» PROBLEM: Single out each line with the word "true" and copy it.

» Saved entries:
↓↓↓

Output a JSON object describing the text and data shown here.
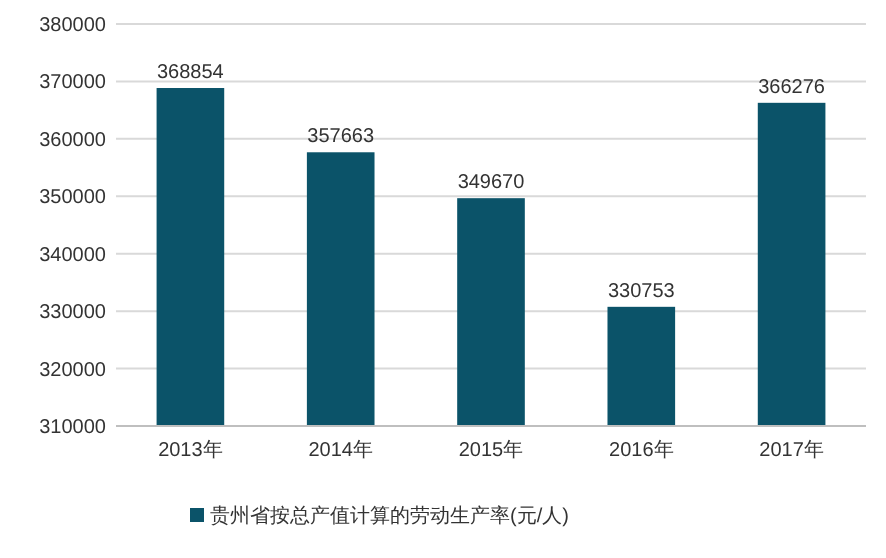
{
  "chart_data": {
    "type": "bar",
    "categories": [
      "2013年",
      "2014年",
      "2015年",
      "2016年",
      "2017年"
    ],
    "series": [
      {
        "name": "贵州省按总产值计算的劳动生产率(元/人)",
        "color": "#0b5369",
        "values": [
          368854,
          357663,
          349670,
          330753,
          366276
        ]
      }
    ],
    "ylim": [
      310000,
      380000
    ],
    "yticks": [
      310000,
      320000,
      330000,
      340000,
      350000,
      360000,
      370000,
      380000
    ],
    "grid": "y",
    "legend": "bottom",
    "data_labels": true
  }
}
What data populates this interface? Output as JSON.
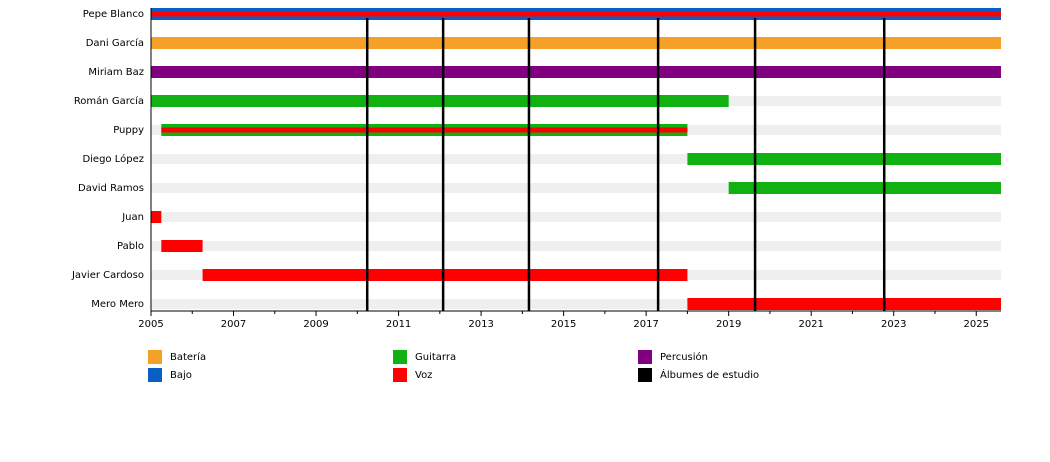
{
  "chart_data": {
    "type": "timeline",
    "categories": [
      "Pepe Blanco",
      "Dani García",
      "Miriam Baz",
      "Román García",
      "Puppy",
      "Diego López",
      "David Ramos",
      "Juan",
      "Pablo",
      "Javier Cardoso",
      "Mero Mero"
    ],
    "series": [
      {
        "name": "Batería",
        "color": "#f5a027",
        "values": [
          null,
          [
            2005,
            2025.6
          ],
          null,
          null,
          null,
          null,
          null,
          null,
          null,
          null,
          null
        ]
      },
      {
        "name": "Bajo",
        "color": "#0a5fc4",
        "values": [
          [
            2005,
            2025.6
          ],
          null,
          null,
          null,
          null,
          null,
          null,
          null,
          null,
          null,
          null
        ]
      },
      {
        "name": "Guitarra",
        "color": "#12b112",
        "values": [
          null,
          null,
          null,
          [
            2005,
            2019
          ],
          [
            2005.25,
            2018
          ],
          [
            2018,
            2025.6
          ],
          [
            2019,
            2025.6
          ],
          null,
          null,
          null,
          null
        ]
      },
      {
        "name": "Voz",
        "color": "#ff0000",
        "values": [
          [
            2005,
            2025.6
          ],
          null,
          null,
          null,
          [
            2005.25,
            2018
          ],
          null,
          null,
          [
            2005,
            2005.25
          ],
          [
            2005.25,
            2006.25
          ],
          [
            2006.25,
            2018
          ],
          [
            2018,
            2025.6
          ]
        ]
      },
      {
        "name": "Percusión",
        "color": "#800080",
        "values": [
          null,
          null,
          [
            2005,
            2025.6
          ],
          null,
          null,
          null,
          null,
          null,
          null,
          null,
          null
        ]
      }
    ],
    "albums": {
      "name": "Álbumes de estudio",
      "color": "#000000",
      "values": [
        2010.24,
        2012.08,
        2014.16,
        2017.29,
        2019.64,
        2022.77
      ]
    },
    "xlim": [
      2005,
      2025.6
    ],
    "xticks": [
      2005,
      2007,
      2009,
      2011,
      2013,
      2015,
      2017,
      2019,
      2021,
      2023,
      2025
    ],
    "minor_xticks": [
      2006,
      2008,
      2010,
      2012,
      2014,
      2016,
      2018,
      2020,
      2022,
      2024
    ]
  }
}
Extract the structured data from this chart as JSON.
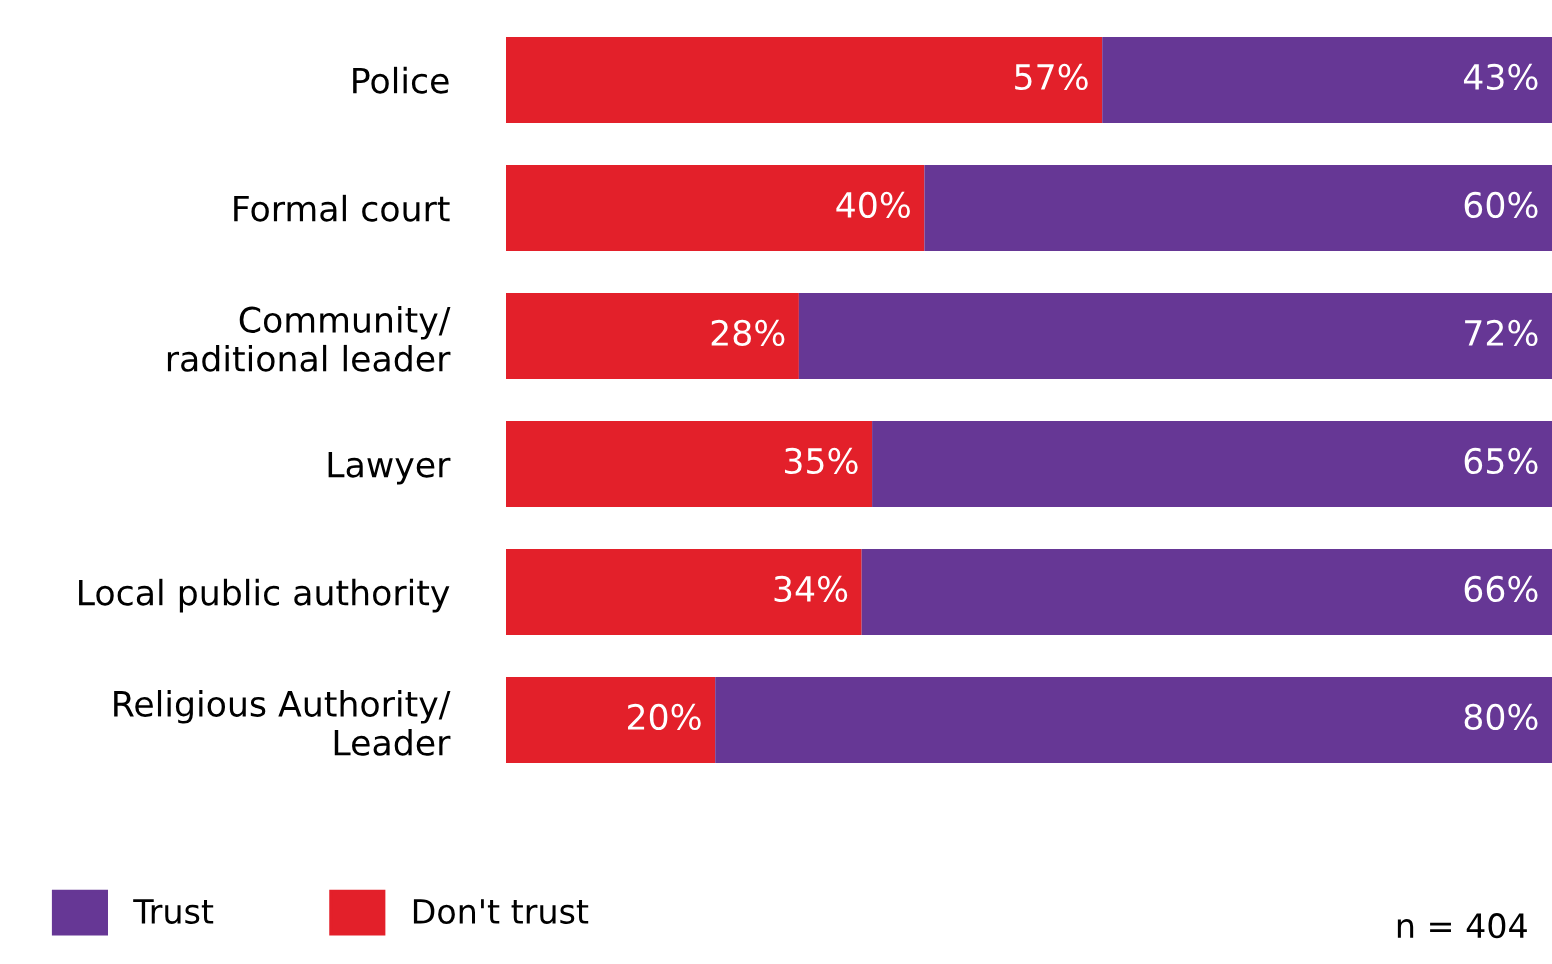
{
  "chart_data": {
    "type": "bar",
    "orientation": "horizontal",
    "stacked": true,
    "categories": [
      "Police",
      "Formal court",
      "Community/\nraditional leader",
      "Lawyer",
      "Local public authority",
      "Religious Authority/\nLeader"
    ],
    "series": [
      {
        "name": "Don't trust",
        "color": "#e3202a",
        "values": [
          57,
          40,
          28,
          35,
          34,
          20
        ],
        "value_labels": [
          "57%",
          "40%",
          "28%",
          "35%",
          "34%",
          "20%"
        ]
      },
      {
        "name": "Trust",
        "color": "#663795",
        "values": [
          43,
          60,
          72,
          65,
          66,
          80
        ],
        "value_labels": [
          "43%",
          "60%",
          "72%",
          "65%",
          "66%",
          "80%"
        ]
      }
    ],
    "xlim": [
      0,
      100
    ],
    "tick_labels": "y",
    "grid": false,
    "legend": "bottom left",
    "annotations": [
      "n = 404"
    ]
  }
}
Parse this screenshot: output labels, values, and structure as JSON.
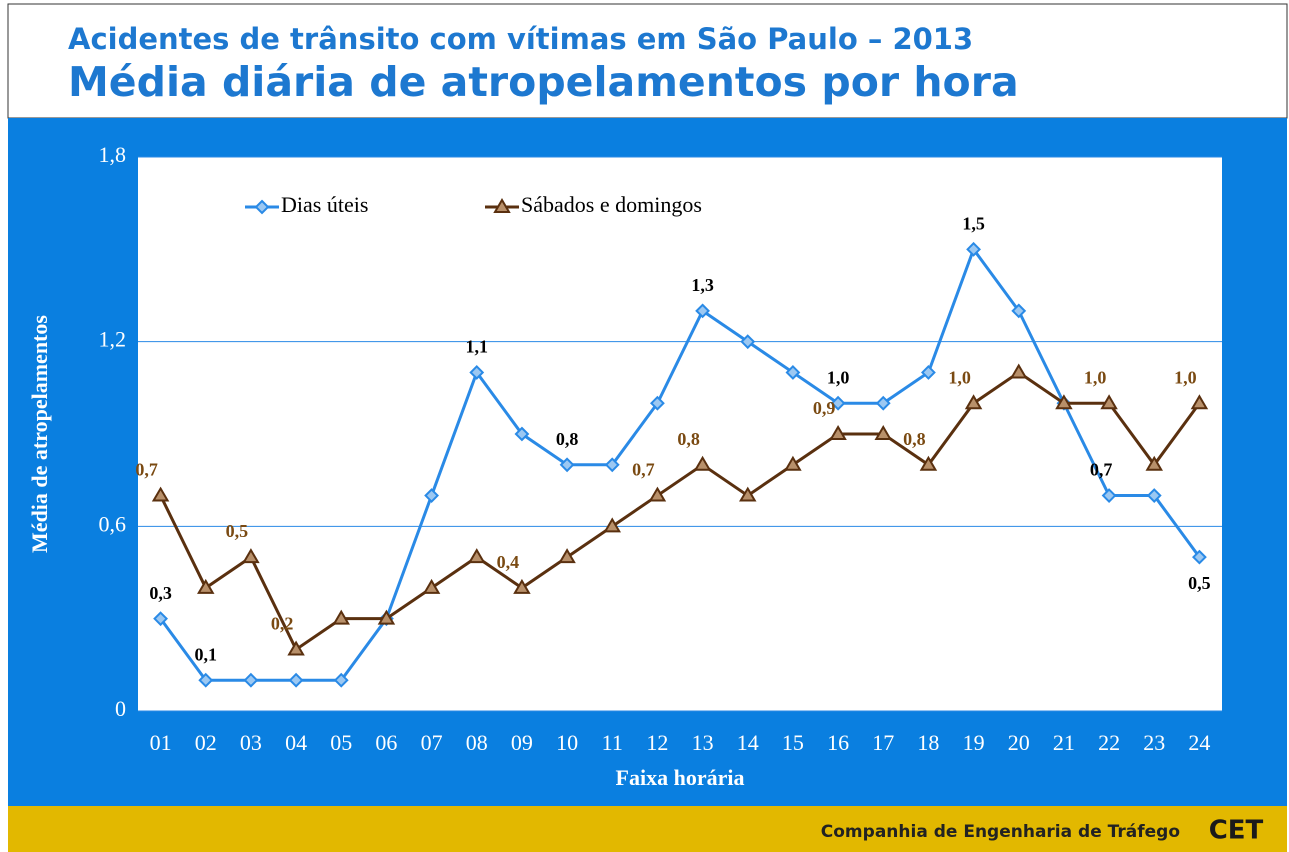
{
  "chart_data": {
    "type": "line",
    "title": "Acidentes de trânsito com vítimas em São Paulo – 2013",
    "subtitle": "Média diária de atropelamentos por hora",
    "x_label": "Faixa horária",
    "y_label": "Média de  atropelamentos",
    "footer": "Companhia de Engenharia de Tráfego",
    "logo": "CET",
    "categories": [
      "01",
      "02",
      "03",
      "04",
      "05",
      "06",
      "07",
      "08",
      "09",
      "10",
      "11",
      "12",
      "13",
      "14",
      "15",
      "16",
      "17",
      "18",
      "19",
      "20",
      "21",
      "22",
      "23",
      "24"
    ],
    "series": [
      {
        "name": "Dias úteis",
        "color": "#2a8ae6",
        "label_color": "#000000",
        "values": [
          0.3,
          0.1,
          0.1,
          0.1,
          0.1,
          0.3,
          0.7,
          1.1,
          0.9,
          0.8,
          0.8,
          1.0,
          1.3,
          1.2,
          1.1,
          1.0,
          1.0,
          1.1,
          1.5,
          1.3,
          1.0,
          0.7,
          0.7,
          0.5
        ],
        "value_labels": [
          "0,3",
          "0,1",
          null,
          null,
          null,
          null,
          null,
          "1,1",
          null,
          "0,8",
          null,
          null,
          "1,3",
          null,
          null,
          "1,0",
          null,
          null,
          "1,5",
          null,
          null,
          "0,7",
          null,
          "0,5"
        ]
      },
      {
        "name": "Sábados e domingos",
        "color": "#5a300f",
        "label_color": "#7a4a12",
        "values": [
          0.7,
          0.4,
          0.5,
          0.2,
          0.3,
          0.3,
          0.4,
          0.5,
          0.4,
          0.5,
          0.6,
          0.7,
          0.8,
          0.7,
          0.8,
          0.9,
          0.9,
          0.8,
          1.0,
          1.1,
          1.0,
          1.0,
          0.8,
          1.0
        ],
        "value_labels": [
          "0,7",
          null,
          "0,5",
          "0,2",
          null,
          null,
          null,
          null,
          "0,4",
          null,
          null,
          "0,7",
          "0,8",
          null,
          null,
          "0,9",
          null,
          "0,8",
          "1,0",
          null,
          null,
          "1,0",
          null,
          "1,0"
        ]
      }
    ],
    "ylim": [
      0,
      1.8
    ],
    "yticks": [
      0,
      {
        "value": 0.6,
        "label": "0,6"
      },
      {
        "value": 1.2,
        "label": "1,2"
      },
      {
        "value": 1.8,
        "label": "1,8"
      }
    ],
    "grid": true,
    "legend": "top-left"
  }
}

↑↑↑

» TASK OUTPUT:
    "data_labels": true
    "stacked": true,
    "grid": true,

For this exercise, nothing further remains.